§ **Problem**: Copy every one of the following records verbatim, leaving nothing out.

-------- Records to process --------

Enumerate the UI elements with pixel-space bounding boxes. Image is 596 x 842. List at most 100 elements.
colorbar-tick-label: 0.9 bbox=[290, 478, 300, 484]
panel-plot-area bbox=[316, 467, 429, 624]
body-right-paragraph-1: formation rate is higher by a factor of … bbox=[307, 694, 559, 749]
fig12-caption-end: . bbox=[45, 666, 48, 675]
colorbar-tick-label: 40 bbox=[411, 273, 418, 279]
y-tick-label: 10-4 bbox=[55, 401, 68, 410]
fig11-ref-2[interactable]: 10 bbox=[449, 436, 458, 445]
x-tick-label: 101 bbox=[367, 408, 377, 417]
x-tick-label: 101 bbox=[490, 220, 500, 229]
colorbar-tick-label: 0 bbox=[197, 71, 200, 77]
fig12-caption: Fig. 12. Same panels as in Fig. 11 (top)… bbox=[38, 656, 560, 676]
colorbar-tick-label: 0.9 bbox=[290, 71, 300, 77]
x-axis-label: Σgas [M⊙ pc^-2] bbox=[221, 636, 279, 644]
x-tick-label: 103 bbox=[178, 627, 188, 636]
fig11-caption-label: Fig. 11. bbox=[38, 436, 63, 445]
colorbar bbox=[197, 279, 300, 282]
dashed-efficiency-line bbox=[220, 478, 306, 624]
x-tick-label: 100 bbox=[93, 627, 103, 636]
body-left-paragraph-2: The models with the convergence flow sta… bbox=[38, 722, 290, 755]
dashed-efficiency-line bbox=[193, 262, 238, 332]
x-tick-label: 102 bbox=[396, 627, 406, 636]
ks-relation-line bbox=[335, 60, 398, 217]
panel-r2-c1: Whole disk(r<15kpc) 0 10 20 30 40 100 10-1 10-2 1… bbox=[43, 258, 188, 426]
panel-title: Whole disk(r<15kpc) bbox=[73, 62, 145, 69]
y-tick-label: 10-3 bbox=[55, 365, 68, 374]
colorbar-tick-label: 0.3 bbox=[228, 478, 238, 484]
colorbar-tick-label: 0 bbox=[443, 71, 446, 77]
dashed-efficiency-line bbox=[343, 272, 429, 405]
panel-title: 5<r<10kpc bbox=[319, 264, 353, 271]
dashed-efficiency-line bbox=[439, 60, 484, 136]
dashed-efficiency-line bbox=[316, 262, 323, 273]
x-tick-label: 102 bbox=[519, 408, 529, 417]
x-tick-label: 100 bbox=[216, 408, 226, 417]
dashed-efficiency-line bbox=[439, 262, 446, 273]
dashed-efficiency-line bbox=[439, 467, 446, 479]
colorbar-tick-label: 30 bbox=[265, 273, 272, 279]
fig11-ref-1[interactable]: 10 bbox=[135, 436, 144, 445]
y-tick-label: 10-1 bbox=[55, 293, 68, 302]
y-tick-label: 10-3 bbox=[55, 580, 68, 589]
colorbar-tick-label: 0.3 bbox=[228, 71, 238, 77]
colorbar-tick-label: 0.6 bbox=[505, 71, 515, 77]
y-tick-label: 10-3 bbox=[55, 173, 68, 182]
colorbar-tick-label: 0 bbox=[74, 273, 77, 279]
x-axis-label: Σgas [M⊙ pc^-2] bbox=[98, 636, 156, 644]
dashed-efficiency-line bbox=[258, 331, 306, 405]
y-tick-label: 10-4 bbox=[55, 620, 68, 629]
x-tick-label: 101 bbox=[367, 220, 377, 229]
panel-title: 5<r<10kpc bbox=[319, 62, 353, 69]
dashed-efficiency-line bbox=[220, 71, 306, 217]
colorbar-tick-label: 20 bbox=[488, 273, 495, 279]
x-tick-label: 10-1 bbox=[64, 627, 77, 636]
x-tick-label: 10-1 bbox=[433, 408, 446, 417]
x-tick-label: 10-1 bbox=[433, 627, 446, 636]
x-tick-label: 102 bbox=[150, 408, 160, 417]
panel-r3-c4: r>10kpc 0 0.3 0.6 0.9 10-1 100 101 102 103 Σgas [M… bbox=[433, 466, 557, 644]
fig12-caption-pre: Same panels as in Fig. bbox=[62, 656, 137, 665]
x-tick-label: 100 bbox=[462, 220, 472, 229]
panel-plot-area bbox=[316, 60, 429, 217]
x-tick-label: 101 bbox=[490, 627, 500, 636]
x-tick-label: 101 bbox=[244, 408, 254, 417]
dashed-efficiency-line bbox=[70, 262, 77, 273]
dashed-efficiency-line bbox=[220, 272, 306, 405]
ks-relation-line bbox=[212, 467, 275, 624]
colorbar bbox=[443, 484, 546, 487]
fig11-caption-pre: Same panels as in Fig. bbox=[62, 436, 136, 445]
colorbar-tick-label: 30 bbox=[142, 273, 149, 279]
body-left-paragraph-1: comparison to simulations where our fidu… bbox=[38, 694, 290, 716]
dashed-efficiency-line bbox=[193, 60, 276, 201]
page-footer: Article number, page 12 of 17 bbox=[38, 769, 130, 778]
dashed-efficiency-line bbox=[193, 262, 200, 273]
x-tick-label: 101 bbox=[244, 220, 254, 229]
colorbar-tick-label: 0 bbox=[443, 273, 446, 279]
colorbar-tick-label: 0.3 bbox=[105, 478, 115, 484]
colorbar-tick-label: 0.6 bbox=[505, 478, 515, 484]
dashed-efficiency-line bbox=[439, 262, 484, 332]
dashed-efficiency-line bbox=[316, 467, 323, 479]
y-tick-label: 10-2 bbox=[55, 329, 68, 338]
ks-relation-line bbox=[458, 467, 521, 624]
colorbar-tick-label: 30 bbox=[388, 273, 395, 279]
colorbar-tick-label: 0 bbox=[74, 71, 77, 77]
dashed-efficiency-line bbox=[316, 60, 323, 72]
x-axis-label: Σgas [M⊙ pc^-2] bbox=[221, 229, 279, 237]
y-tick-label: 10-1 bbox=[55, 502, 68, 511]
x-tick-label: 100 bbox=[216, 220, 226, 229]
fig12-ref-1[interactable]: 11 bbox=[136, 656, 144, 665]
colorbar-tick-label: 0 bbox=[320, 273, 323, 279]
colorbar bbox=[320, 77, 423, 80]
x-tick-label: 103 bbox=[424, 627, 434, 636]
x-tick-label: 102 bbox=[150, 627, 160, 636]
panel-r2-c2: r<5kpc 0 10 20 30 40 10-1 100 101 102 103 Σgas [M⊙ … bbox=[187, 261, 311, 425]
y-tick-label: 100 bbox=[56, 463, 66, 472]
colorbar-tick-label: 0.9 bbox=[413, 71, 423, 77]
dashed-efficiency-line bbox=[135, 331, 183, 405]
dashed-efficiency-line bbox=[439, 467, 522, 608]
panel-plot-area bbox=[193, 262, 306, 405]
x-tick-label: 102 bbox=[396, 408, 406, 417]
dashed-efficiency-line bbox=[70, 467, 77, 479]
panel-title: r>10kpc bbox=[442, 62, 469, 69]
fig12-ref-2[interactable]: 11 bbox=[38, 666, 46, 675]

--------

§ **Complete output**:
Enumerate the UI elements with pixel-space bounding boxes. Image is 596 x 842. List at most 100 elements.
colorbar-tick-label: 0.9 bbox=[290, 478, 300, 484]
panel-plot-area bbox=[316, 467, 429, 624]
body-right-paragraph-1: formation rate is higher by a factor of … bbox=[307, 694, 559, 749]
fig12-caption-end: . bbox=[45, 666, 48, 675]
colorbar-tick-label: 40 bbox=[411, 273, 418, 279]
y-tick-label: 10-4 bbox=[55, 401, 68, 410]
fig11-ref-2[interactable]: 10 bbox=[449, 436, 458, 445]
x-tick-label: 101 bbox=[367, 408, 377, 417]
x-tick-label: 101 bbox=[490, 220, 500, 229]
colorbar-tick-label: 0 bbox=[197, 71, 200, 77]
fig12-caption: Fig. 12. Same panels as in Fig. 11 (top)… bbox=[38, 656, 560, 676]
colorbar-tick-label: 0.9 bbox=[290, 71, 300, 77]
x-axis-label: Σgas [M⊙ pc^-2] bbox=[221, 636, 279, 644]
x-tick-label: 103 bbox=[178, 627, 188, 636]
fig11-caption-label: Fig. 11. bbox=[38, 436, 63, 445]
colorbar bbox=[197, 279, 300, 282]
dashed-efficiency-line bbox=[220, 478, 306, 624]
x-tick-label: 100 bbox=[93, 627, 103, 636]
body-left-paragraph-2: The models with the convergence flow sta… bbox=[38, 722, 290, 755]
dashed-efficiency-line bbox=[193, 262, 238, 332]
x-tick-label: 102 bbox=[396, 627, 406, 636]
ks-relation-line bbox=[335, 60, 398, 217]
panel-r2-c1: Whole disk(r<15kpc) 0 10 20 30 40 100 10-1 10-2 1… bbox=[43, 258, 188, 426]
panel-title: Whole disk(r<15kpc) bbox=[73, 62, 145, 69]
y-tick-label: 10-3 bbox=[55, 365, 68, 374]
colorbar-tick-label: 0.3 bbox=[228, 478, 238, 484]
colorbar-tick-label: 0 bbox=[443, 71, 446, 77]
dashed-efficiency-line bbox=[343, 272, 429, 405]
panel-title: 5<r<10kpc bbox=[319, 264, 353, 271]
dashed-efficiency-line bbox=[439, 60, 484, 136]
dashed-efficiency-line bbox=[316, 262, 323, 273]
x-tick-label: 102 bbox=[519, 408, 529, 417]
x-tick-label: 100 bbox=[216, 408, 226, 417]
dashed-efficiency-line bbox=[439, 262, 446, 273]
dashed-efficiency-line bbox=[439, 467, 446, 479]
colorbar-tick-label: 30 bbox=[265, 273, 272, 279]
fig11-ref-1[interactable]: 10 bbox=[135, 436, 144, 445]
y-tick-label: 10-1 bbox=[55, 293, 68, 302]
y-tick-label: 10-3 bbox=[55, 580, 68, 589]
colorbar-tick-label: 0.3 bbox=[228, 71, 238, 77]
colorbar-tick-label: 0.6 bbox=[505, 71, 515, 77]
y-tick-label: 10-3 bbox=[55, 173, 68, 182]
colorbar-tick-label: 0 bbox=[74, 273, 77, 279]
x-axis-label: Σgas [M⊙ pc^-2] bbox=[98, 636, 156, 644]
dashed-efficiency-line bbox=[258, 331, 306, 405]
y-tick-label: 10-4 bbox=[55, 620, 68, 629]
x-tick-label: 101 bbox=[367, 220, 377, 229]
panel-title: 5<r<10kpc bbox=[319, 62, 353, 69]
dashed-efficiency-line bbox=[220, 71, 306, 217]
colorbar-tick-label: 20 bbox=[488, 273, 495, 279]
x-tick-label: 10-1 bbox=[64, 627, 77, 636]
x-tick-label: 10-1 bbox=[433, 408, 446, 417]
x-tick-label: 10-1 bbox=[433, 627, 446, 636]
x-tick-label: 102 bbox=[150, 408, 160, 417]
panel-r3-c4: r>10kpc 0 0.3 0.6 0.9 10-1 100 101 102 103 Σgas [M… bbox=[433, 466, 557, 644]
fig12-caption-pre: Same panels as in Fig. bbox=[62, 656, 137, 665]
x-tick-label: 100 bbox=[462, 220, 472, 229]
panel-plot-area bbox=[316, 60, 429, 217]
x-tick-label: 101 bbox=[490, 627, 500, 636]
x-tick-label: 101 bbox=[244, 408, 254, 417]
dashed-efficiency-line bbox=[70, 262, 77, 273]
dashed-efficiency-line bbox=[220, 272, 306, 405]
ks-relation-line bbox=[212, 467, 275, 624]
colorbar bbox=[443, 484, 546, 487]
fig11-caption-pre: Same panels as in Fig. bbox=[62, 436, 136, 445]
colorbar-tick-label: 30 bbox=[142, 273, 149, 279]
body-left-paragraph-1: comparison to simulations where our fidu… bbox=[38, 694, 290, 716]
dashed-efficiency-line bbox=[193, 60, 276, 201]
page-footer: Article number, page 12 of 17 bbox=[38, 769, 130, 778]
dashed-efficiency-line bbox=[193, 262, 200, 273]
x-tick-label: 101 bbox=[244, 220, 254, 229]
colorbar-tick-label: 0 bbox=[443, 273, 446, 279]
colorbar-tick-label: 0.3 bbox=[105, 478, 115, 484]
colorbar-tick-label: 0.6 bbox=[505, 478, 515, 484]
dashed-efficiency-line bbox=[439, 262, 484, 332]
dashed-efficiency-line bbox=[316, 467, 323, 479]
y-tick-label: 10-2 bbox=[55, 329, 68, 338]
ks-relation-line bbox=[458, 467, 521, 624]
colorbar-tick-label: 30 bbox=[388, 273, 395, 279]
colorbar-tick-label: 0 bbox=[74, 71, 77, 77]
dashed-efficiency-line bbox=[316, 60, 323, 72]
x-axis-label: Σgas [M⊙ pc^-2] bbox=[221, 229, 279, 237]
y-tick-label: 10-1 bbox=[55, 502, 68, 511]
x-tick-label: 100 bbox=[216, 220, 226, 229]
fig12-ref-1[interactable]: 11 bbox=[136, 656, 144, 665]
colorbar-tick-label: 0 bbox=[320, 273, 323, 279]
colorbar bbox=[320, 77, 423, 80]
x-tick-label: 103 bbox=[424, 627, 434, 636]
x-tick-label: 102 bbox=[150, 627, 160, 636]
panel-r2-c2: r<5kpc 0 10 20 30 40 10-1 100 101 102 103 Σgas [M⊙ … bbox=[187, 261, 311, 425]
y-tick-label: 100 bbox=[56, 463, 66, 472]
colorbar-tick-label: 0.9 bbox=[413, 71, 423, 77]
dashed-efficiency-line bbox=[135, 331, 183, 405]
dashed-efficiency-line bbox=[439, 467, 522, 608]
panel-plot-area bbox=[193, 262, 306, 405]
x-tick-label: 102 bbox=[396, 408, 406, 417]
dashed-efficiency-line bbox=[70, 467, 77, 479]
panel-title: r>10kpc bbox=[442, 62, 469, 69]
fig12-ref-2[interactable]: 11 bbox=[38, 666, 46, 675]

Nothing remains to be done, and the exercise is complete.